DIRECTIONS:
1. In the threat modeling guide, which tools are listed for secret scanning?
2. Reproduce the stretch of the threat modeling guide from "- Not involving" through "overview & DFD (visual)".

TEXT UNDER STUDY:
=====

Represent each threat as JSON (useful to automate):
{
"id": "T1",
"title": "Credential stuffing on login",
"component": "Web App / Auth",
"description": "Automated attempts using leaked passwords to take over accounts",
"likelihood": 4,
"impact": 5,
"risk_score": 20,
"mitigations": [
{"desc":"Rate limit failed login per IP and per account","owner":"Platform Team","due":"2025-11-30"},
{"desc":"Enable adaptive MFA on high risk logins","owner":"Auth Team","due":"2025-12-15"}
]
}Prioritization templates & matrix
Use a simple matrix:
- Risk 16–25: Critical → Blocker/P0 — immediate action
- Risk 9–15: High → P1 — fix in next sprint
- Risk 4–8: Medium → P2 — plan
- Risk 1–3: Low → P3 — monitor or accept
For mapping to sprint backlog, include:
- Threat ID, Story/Task, Estimate, Owner, Definition of Done.
Attack trees
Goal: steal user PII
- Path 1: exfiltrate DB via SQLi → exploit SQLi endpoint → dump table
- Path 2: compromise admin credentials → phishing → reuse on admin UI → download CSV
- Path 3: access object store with public ACL → find backups → download
Use this to ensure mitigations cover leaf-level attacks.
Common pitfalls & anti-patterns
- Treating threat modeling as a one-time checklist.
- Leaving assumptions undocumented (e.g., “internal network is trusted”).
- Over-optimistic likelihood estimates (assume determined attackers).
- Too many threats without prioritization → nothing gets fixed.
- Not involving product/owners/devops/security ops together.
Tools & automation
(Choose according to your stack)
- Diagramming: draw.io, Mermaid, Lucidchart
- Threat modeling tools: Microsoft Threat Modeling Tool, OWASP Threat Dragon
- SAST/DAST: static analysis (ESLint/semgrep), dynamic scanners (ZAP), dependency scanners (Snyk, Dependabot)
- Secret scanning: git-secrets, truffleHog
- CI integration: fail build on critical security test results
- Pen test automation & management: bespoke scripts, Burp Suite for manual testing
Report structure — what to deliver
- Title page: scope, date, authors, session ID
- Executive summary: top 3 risks, residual risk, recommendations
- System overview & DFD (visual)
- Asset list & security properties
- Threat inventory (table) with risk scores
- Attack trees / examples
- Mitigation plan (who, when, verification)
- Test plan & validation results
- Residual risks & acceptance
- Appendix: logs, evidence, threat model JSON/CSV
Playbook: turning model into backlog
- Create issues for each P0/P1 with:
- description linking to DFD and threat row
- acceptance criteria (e.g., “failed login rate limited to 5/min per IP; verified by automated test”)
- test cases and owner
- Schedule verification in CI / staging / pen test.
Checklist — quick actionable list
- Scope documented and approved
- DFD created (high & detailed)

=====

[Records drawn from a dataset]

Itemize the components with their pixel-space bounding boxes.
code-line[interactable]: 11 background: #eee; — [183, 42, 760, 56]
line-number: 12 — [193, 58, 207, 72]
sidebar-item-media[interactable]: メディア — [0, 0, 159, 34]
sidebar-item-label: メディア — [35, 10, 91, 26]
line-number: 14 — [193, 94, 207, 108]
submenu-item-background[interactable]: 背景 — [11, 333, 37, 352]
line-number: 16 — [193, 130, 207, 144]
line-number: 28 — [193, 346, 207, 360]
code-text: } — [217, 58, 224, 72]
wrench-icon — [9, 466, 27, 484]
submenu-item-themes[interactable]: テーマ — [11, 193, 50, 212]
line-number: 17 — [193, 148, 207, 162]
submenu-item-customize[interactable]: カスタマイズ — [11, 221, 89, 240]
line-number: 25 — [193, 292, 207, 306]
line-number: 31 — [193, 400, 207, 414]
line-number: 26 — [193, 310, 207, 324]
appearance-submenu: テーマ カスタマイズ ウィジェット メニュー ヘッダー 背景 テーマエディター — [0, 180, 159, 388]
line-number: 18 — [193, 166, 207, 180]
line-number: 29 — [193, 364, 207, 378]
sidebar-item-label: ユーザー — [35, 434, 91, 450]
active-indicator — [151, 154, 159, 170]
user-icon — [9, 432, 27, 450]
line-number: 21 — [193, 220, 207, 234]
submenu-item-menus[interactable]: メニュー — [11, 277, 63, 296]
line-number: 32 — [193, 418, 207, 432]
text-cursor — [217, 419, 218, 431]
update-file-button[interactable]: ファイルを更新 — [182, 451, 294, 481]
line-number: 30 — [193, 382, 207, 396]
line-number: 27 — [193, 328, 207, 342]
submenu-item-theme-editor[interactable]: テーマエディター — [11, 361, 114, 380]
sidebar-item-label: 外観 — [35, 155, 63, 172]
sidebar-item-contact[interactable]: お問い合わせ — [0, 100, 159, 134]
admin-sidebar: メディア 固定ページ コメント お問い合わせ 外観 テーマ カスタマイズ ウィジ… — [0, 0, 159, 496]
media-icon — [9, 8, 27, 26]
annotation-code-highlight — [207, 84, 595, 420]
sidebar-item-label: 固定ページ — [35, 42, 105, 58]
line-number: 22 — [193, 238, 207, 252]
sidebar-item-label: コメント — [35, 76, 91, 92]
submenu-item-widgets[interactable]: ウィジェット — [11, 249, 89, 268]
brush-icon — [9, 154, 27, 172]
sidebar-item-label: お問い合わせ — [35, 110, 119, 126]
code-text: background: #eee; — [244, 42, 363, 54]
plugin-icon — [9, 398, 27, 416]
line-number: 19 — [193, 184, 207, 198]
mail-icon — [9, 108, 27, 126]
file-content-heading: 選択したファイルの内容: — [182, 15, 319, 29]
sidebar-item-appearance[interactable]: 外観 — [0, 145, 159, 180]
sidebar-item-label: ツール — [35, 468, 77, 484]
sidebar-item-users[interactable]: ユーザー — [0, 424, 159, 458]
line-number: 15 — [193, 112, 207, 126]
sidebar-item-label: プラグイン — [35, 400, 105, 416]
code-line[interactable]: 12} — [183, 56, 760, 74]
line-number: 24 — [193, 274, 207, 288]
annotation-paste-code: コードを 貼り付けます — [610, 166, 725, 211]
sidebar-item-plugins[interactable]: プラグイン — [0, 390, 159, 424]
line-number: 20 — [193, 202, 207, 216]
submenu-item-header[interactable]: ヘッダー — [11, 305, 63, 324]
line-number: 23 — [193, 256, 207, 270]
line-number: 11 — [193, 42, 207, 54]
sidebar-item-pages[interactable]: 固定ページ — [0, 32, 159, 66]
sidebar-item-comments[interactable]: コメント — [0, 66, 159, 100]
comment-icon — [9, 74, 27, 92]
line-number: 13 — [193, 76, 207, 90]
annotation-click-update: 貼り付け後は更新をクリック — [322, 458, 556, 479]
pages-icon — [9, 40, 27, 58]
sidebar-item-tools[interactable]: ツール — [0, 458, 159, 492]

=====

SOLUTIONS TO EACH TASK:
1. git-secrets and truffleHog.

2.
- Not involving product/owners/devops/security ops together.
Tools & automation
(Choose according to your stack)
- Diagramming: draw.io, Mermaid, Lucidchart
- Threat modeling tools: Microsoft Threat Modeling Tool, OWASP Threat Dragon
- SAST/DAST: static analysis (ESLint/semgrep), dynamic scanners (ZAP), dependency scanners (Snyk, Dependabot)
- Secret scanning: git-secrets, truffleHog
- CI integration: fail build on critical security test results
- Pen test automation & management: bespoke scripts, Burp Suite for manual testing
Report structure — what to deliver
- Title page: scope, date, authors, session ID
- Executive summary: top 3 risks, residual risk, recommendations
- System overview & DFD (visual)